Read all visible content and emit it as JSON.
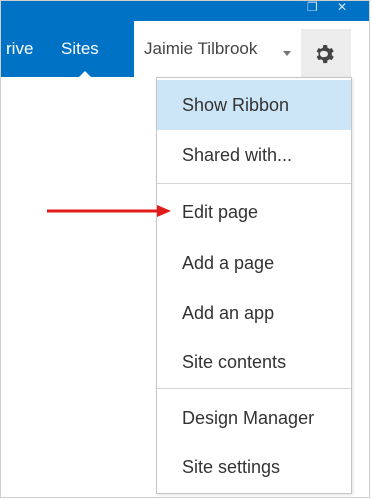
{
  "suite_bar": {
    "nav_items": [
      "rive",
      "Sites"
    ],
    "user_name": "Jaimie Tilbrook",
    "icons": {
      "settings": "gear-icon",
      "user_menu": "chevron-down-icon",
      "window_restore": "restore-icon",
      "window_close": "close-icon"
    },
    "colors": {
      "brand_blue": "#0072c6",
      "gear_background": "#ededed"
    }
  },
  "settings_menu": {
    "groups": [
      [
        "Show Ribbon",
        "Shared with..."
      ],
      [
        "Edit page",
        "Add a page",
        "Add an app",
        "Site contents"
      ],
      [
        "Design Manager",
        "Site settings"
      ]
    ],
    "highlighted_item": "Show Ribbon",
    "highlight_color": "#cde6f7"
  },
  "annotation": {
    "type": "arrow",
    "color": "#e21b1b",
    "points_to": "Edit page"
  }
}
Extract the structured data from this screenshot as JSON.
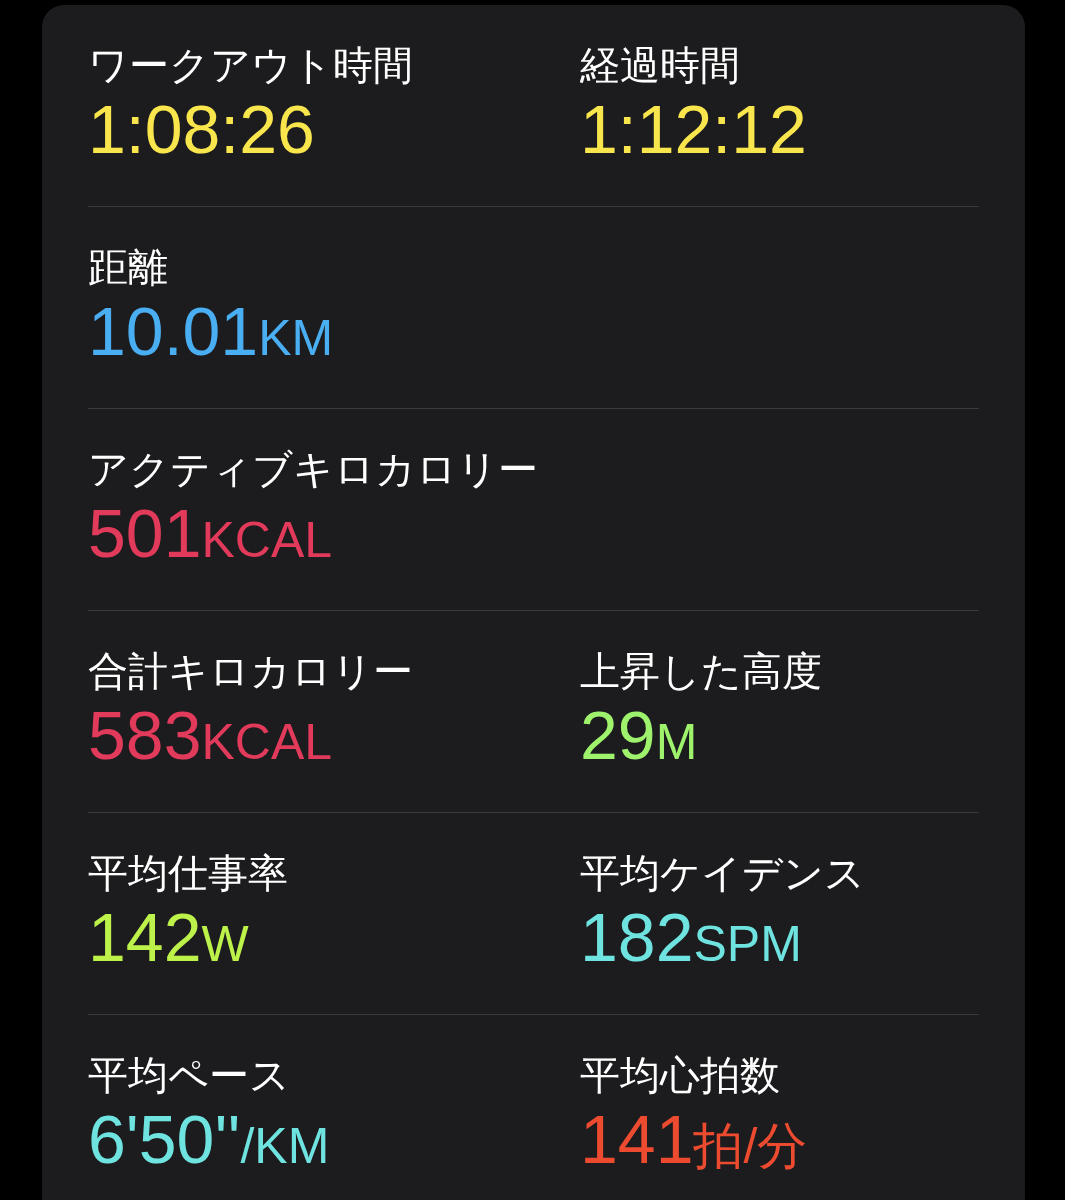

## [TO BE DONE]
All entries are to be retyped exactly. Omit any embedded images.

## [COMPLETE ANSWER]
Read all visible content and emit it as JSON.
{
  "suite_bar": {
    "nav_items": [
      "rive",
      "Sites"
    ],
    "user_name": "Jaimie Tilbrook",
    "icons": {
      "settings": "gear-icon",
      "user_menu": "chevron-down-icon",
      "window_restore": "restore-icon",
      "window_close": "close-icon"
    },
    "colors": {
      "brand_blue": "#0072c6",
      "gear_background": "#ededed"
    }
  },
  "settings_menu": {
    "groups": [
      [
        "Show Ribbon",
        "Shared with..."
      ],
      [
        "Edit page",
        "Add a page",
        "Add an app",
        "Site contents"
      ],
      [
        "Design Manager",
        "Site settings"
      ]
    ],
    "highlighted_item": "Show Ribbon",
    "highlight_color": "#cde6f7"
  },
  "annotation": {
    "type": "arrow",
    "color": "#e21b1b",
    "points_to": "Edit page"
  }
}
Extract the structured data from this screenshot as JSON.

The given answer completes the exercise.